Prompt
Find the number of lines below in which the word "http" appears, and write that number only.

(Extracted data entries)
· · ·

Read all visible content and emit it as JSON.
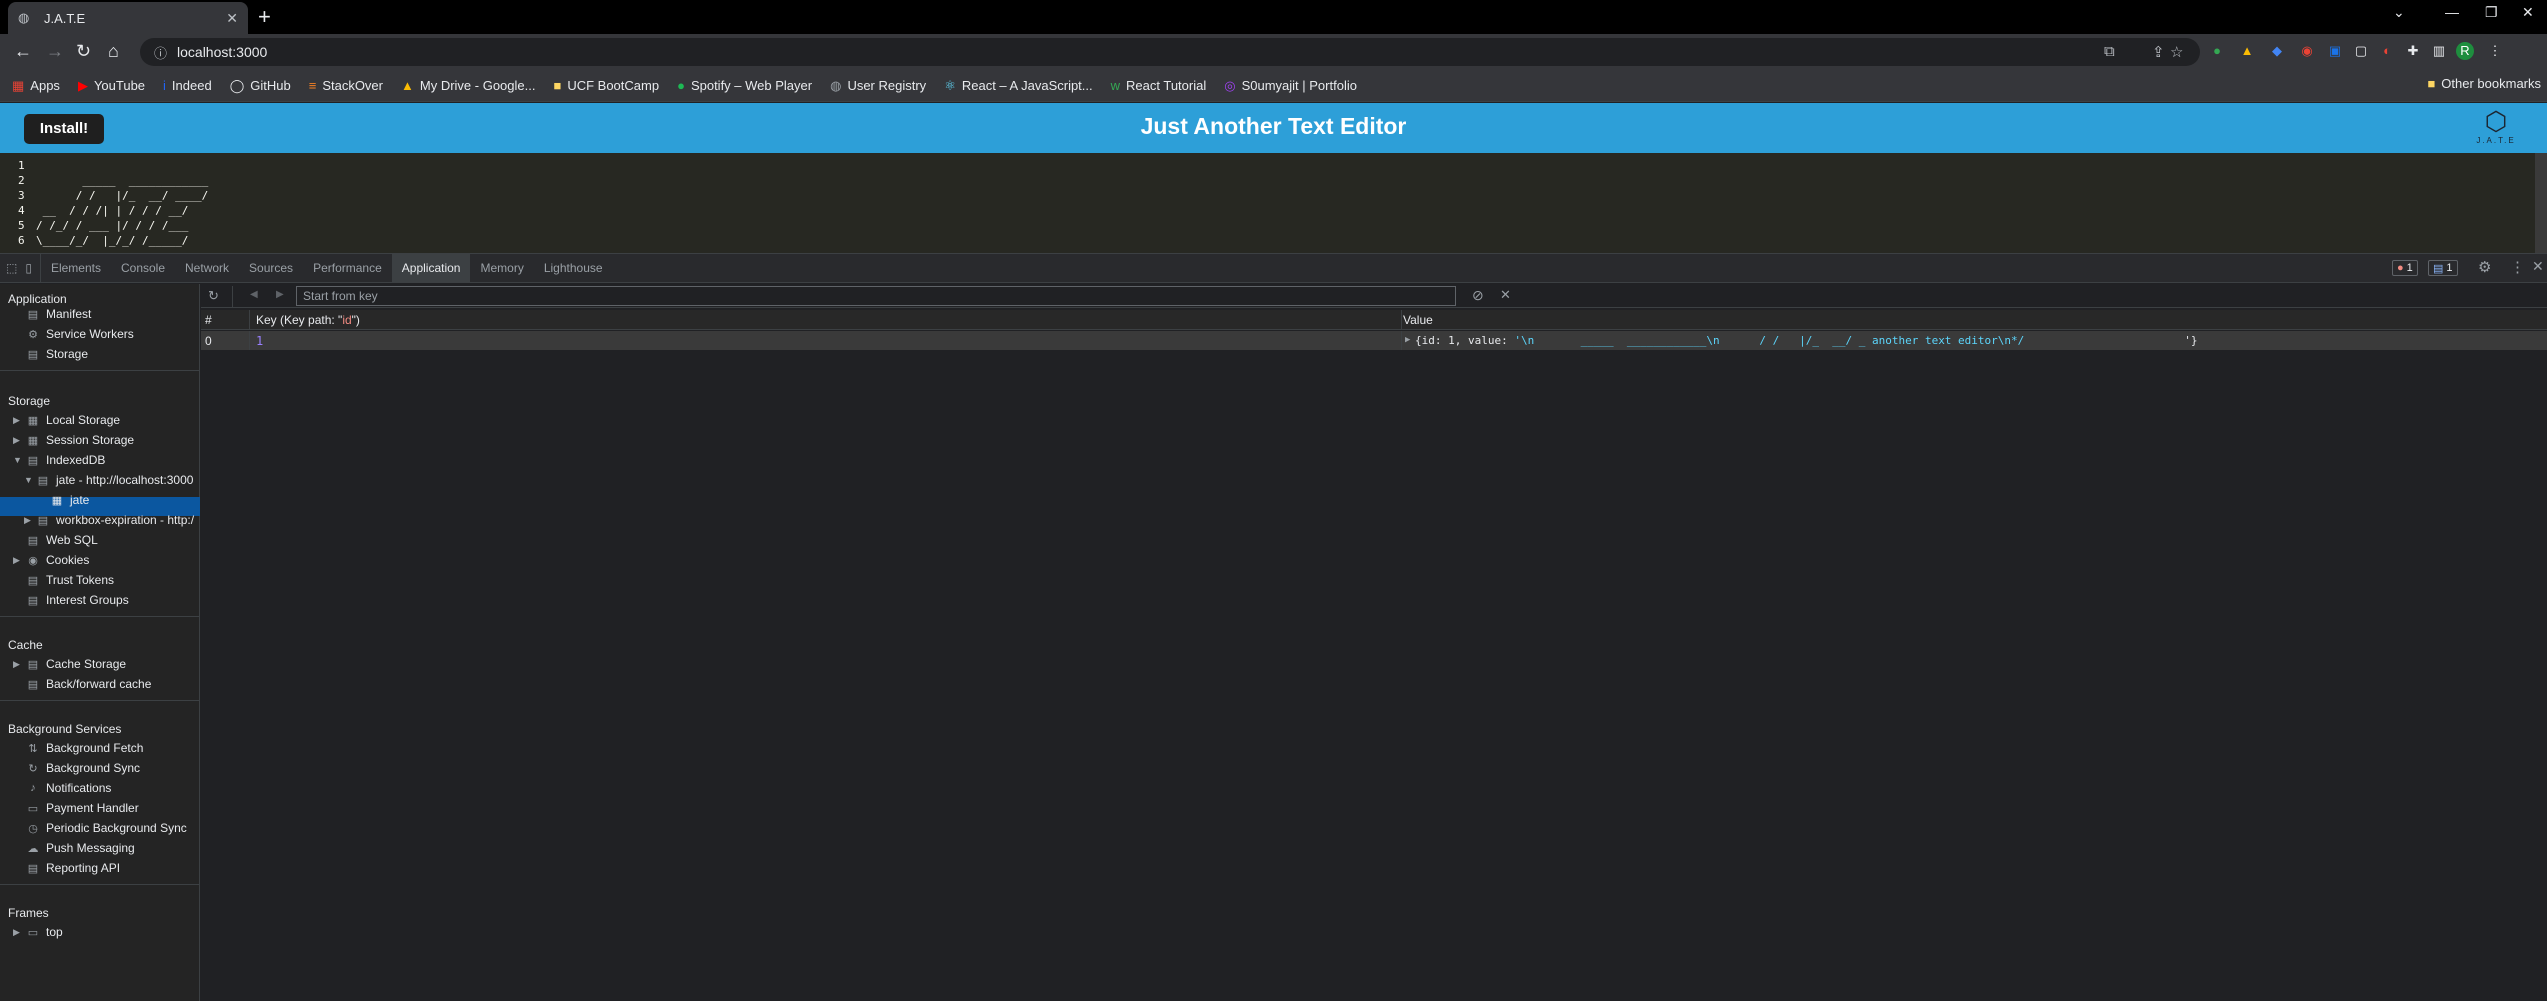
{
  "browser": {
    "tab_title": "J.A.T.E",
    "url": "localhost:3000",
    "bookmarks": [
      "Apps",
      "YouTube",
      "Indeed",
      "GitHub",
      "StackOver",
      "My Drive - Google...",
      "UCF BootCamp",
      "Spotify – Web Player",
      "User Registry",
      "React – A JavaScript...",
      "React Tutorial",
      "S0umyajit | Portfolio"
    ],
    "other_bookmarks": "Other bookmarks",
    "profile_initial": "R"
  },
  "app": {
    "install_label": "Install!",
    "title": "Just Another Text Editor",
    "logo_text": "J.A.T.E",
    "editor_line_numbers": [
      "1",
      "2",
      "3",
      "4",
      "5",
      "6"
    ],
    "editor_lines": [
      "",
      "       _____  ____________",
      "      / /   |/_  __/ ____/",
      " __  / / /| | / / / __/",
      "/ /_/ / ___ |/ / / /___",
      "\\____/_/  |_/_/ /_____/"
    ]
  },
  "devtools": {
    "tabs": [
      "Elements",
      "Console",
      "Network",
      "Sources",
      "Performance",
      "Application",
      "Memory",
      "Lighthouse"
    ],
    "active_tab": "Application",
    "errors": "1",
    "messages": "1",
    "sidebar": {
      "application_header": "Application",
      "application_items": [
        "Manifest",
        "Service Workers",
        "Storage"
      ],
      "storage_header": "Storage",
      "storage_items": [
        "Local Storage",
        "Session Storage",
        "IndexedDB",
        "jate - http://localhost:3000",
        "jate",
        "workbox-expiration - http:/",
        "Web SQL",
        "Cookies",
        "Trust Tokens",
        "Interest Groups"
      ],
      "cache_header": "Cache",
      "cache_items": [
        "Cache Storage",
        "Back/forward cache"
      ],
      "bg_header": "Background Services",
      "bg_items": [
        "Background Fetch",
        "Background Sync",
        "Notifications",
        "Payment Handler",
        "Periodic Background Sync",
        "Push Messaging",
        "Reporting API"
      ],
      "frames_header": "Frames",
      "frames_items": [
        "top"
      ]
    },
    "key_placeholder": "Start from key",
    "table": {
      "col_index": "#",
      "col_key_prefix": "Key (Key path: \"",
      "col_key_path": "id",
      "col_key_suffix": "\")",
      "col_value": "Value",
      "row_index": "0",
      "row_key": "1",
      "row_value_prefix": "{id: 1, value: ",
      "row_value_string": "'\\n       _____  ____________\\n      / /   |/_  __/ _ another text editor\\n*/",
      "row_value_suffix": "'}"
    }
  }
}
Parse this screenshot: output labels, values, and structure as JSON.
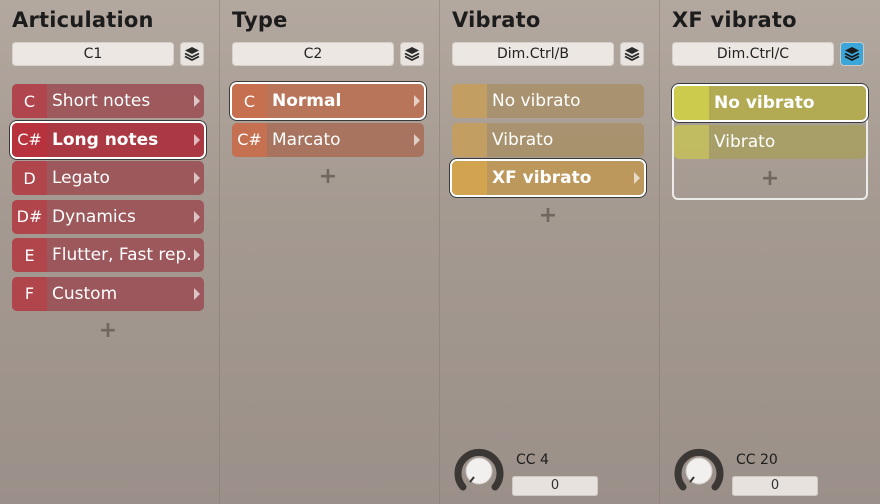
{
  "columns": [
    {
      "title": "Articulation",
      "selector": "C1",
      "layers_active": false,
      "items": [
        {
          "note": "C",
          "label": "Short notes",
          "selected": false
        },
        {
          "note": "C#",
          "label": "Long notes",
          "selected": true
        },
        {
          "note": "D",
          "label": "Legato",
          "selected": false
        },
        {
          "note": "D#",
          "label": "Dynamics",
          "selected": false
        },
        {
          "note": "E",
          "label": "Flutter, Fast rep.",
          "selected": false
        },
        {
          "note": "F",
          "label": "Custom",
          "selected": false
        }
      ],
      "add_label": "+"
    },
    {
      "title": "Type",
      "selector": "C2",
      "layers_active": false,
      "items": [
        {
          "note": "C",
          "label": "Normal",
          "selected": true
        },
        {
          "note": "C#",
          "label": "Marcato",
          "selected": false
        }
      ],
      "add_label": "+"
    },
    {
      "title": "Vibrato",
      "selector": "Dim.Ctrl/B",
      "layers_active": false,
      "items": [
        {
          "note": "",
          "label": "No vibrato",
          "selected": false
        },
        {
          "note": "",
          "label": "Vibrato",
          "selected": false
        },
        {
          "note": "",
          "label": "XF vibrato",
          "selected": true
        }
      ],
      "add_label": "+",
      "cc": {
        "label": "CC 4",
        "value": "0"
      }
    },
    {
      "title": "XF vibrato",
      "selector": "Dim.Ctrl/C",
      "layers_active": true,
      "items": [
        {
          "note": "",
          "label": "No vibrato",
          "selected": true
        },
        {
          "note": "",
          "label": "Vibrato",
          "selected": false
        }
      ],
      "add_label": "+",
      "cc": {
        "label": "CC 20",
        "value": "0"
      }
    }
  ],
  "colors": {
    "accent_active_layer": "#3aa6d9",
    "articulation": "#b8323e",
    "type": "#c67050",
    "vibrato": "#d2a450",
    "xf_vibrato": "#cccb4e"
  },
  "icons": {
    "layer_button": "layers-icon",
    "row_arrow": "chevron-right-icon",
    "knob": "knob-icon"
  }
}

· · ·

Written reply
2